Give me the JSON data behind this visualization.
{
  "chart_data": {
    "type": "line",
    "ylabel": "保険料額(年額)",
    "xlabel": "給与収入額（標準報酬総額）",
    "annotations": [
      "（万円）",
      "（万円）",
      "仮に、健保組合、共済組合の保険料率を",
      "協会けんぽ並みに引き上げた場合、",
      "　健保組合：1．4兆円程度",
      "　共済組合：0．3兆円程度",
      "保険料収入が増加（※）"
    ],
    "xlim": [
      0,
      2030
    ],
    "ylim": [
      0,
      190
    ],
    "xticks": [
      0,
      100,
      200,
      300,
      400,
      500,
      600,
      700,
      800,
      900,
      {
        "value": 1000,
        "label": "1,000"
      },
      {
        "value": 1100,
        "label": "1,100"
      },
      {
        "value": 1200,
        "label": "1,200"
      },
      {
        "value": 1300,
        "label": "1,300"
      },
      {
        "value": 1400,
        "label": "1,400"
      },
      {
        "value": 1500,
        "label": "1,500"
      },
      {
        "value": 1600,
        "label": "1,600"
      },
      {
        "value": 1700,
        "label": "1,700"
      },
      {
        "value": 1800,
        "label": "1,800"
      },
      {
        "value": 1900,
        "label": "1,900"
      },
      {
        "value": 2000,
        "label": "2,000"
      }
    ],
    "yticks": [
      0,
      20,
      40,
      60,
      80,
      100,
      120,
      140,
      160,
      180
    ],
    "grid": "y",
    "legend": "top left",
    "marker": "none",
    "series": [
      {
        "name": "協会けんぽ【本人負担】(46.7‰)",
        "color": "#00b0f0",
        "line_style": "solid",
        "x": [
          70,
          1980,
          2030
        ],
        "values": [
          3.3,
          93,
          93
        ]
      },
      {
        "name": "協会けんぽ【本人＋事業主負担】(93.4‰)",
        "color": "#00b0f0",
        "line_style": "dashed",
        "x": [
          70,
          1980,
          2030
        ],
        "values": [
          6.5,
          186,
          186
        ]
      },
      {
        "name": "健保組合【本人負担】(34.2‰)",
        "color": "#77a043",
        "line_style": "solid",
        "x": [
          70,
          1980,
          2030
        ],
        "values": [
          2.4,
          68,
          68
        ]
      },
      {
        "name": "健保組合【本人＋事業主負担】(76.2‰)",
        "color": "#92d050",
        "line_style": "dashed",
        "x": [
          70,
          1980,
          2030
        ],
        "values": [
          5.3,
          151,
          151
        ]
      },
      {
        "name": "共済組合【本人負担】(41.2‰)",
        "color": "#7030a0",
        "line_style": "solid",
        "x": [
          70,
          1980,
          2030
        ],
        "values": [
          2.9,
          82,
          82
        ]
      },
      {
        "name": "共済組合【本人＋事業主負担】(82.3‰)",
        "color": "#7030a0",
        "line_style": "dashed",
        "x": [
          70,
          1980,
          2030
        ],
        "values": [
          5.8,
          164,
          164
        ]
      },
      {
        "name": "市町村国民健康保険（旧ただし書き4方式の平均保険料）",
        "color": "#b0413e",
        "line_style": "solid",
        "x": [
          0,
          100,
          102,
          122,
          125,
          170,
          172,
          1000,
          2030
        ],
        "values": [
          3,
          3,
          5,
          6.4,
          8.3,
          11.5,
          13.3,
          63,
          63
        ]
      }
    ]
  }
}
- - -
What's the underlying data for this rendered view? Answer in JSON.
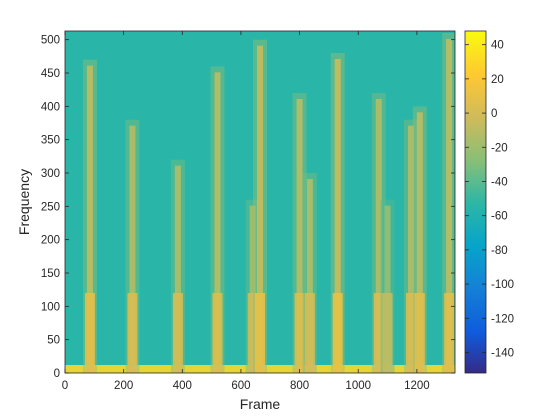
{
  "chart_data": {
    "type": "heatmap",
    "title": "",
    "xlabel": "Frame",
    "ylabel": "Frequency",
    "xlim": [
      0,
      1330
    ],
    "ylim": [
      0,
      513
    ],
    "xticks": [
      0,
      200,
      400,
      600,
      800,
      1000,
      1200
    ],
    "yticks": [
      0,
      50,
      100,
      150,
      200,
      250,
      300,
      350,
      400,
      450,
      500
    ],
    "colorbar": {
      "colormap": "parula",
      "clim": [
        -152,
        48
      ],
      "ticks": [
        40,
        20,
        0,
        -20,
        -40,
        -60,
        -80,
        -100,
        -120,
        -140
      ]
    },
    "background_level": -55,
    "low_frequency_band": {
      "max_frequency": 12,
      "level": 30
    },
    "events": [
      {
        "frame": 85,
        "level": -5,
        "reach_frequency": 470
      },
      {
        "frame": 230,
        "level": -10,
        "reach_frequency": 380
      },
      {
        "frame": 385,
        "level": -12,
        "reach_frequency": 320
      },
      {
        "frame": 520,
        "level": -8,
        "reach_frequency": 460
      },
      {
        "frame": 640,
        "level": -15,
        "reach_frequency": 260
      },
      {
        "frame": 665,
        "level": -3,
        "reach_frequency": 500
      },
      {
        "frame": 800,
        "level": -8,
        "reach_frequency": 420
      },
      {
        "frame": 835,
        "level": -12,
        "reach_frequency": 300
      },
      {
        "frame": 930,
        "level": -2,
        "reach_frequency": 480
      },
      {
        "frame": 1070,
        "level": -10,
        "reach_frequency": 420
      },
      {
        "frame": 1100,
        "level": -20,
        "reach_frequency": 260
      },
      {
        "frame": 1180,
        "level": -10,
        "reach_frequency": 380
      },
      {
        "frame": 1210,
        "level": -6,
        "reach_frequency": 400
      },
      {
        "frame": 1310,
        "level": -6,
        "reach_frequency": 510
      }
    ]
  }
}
- - -
Job | Work through the records above line by line and count those that hold the string "健保組合". Give only the result.

Output of the task | 4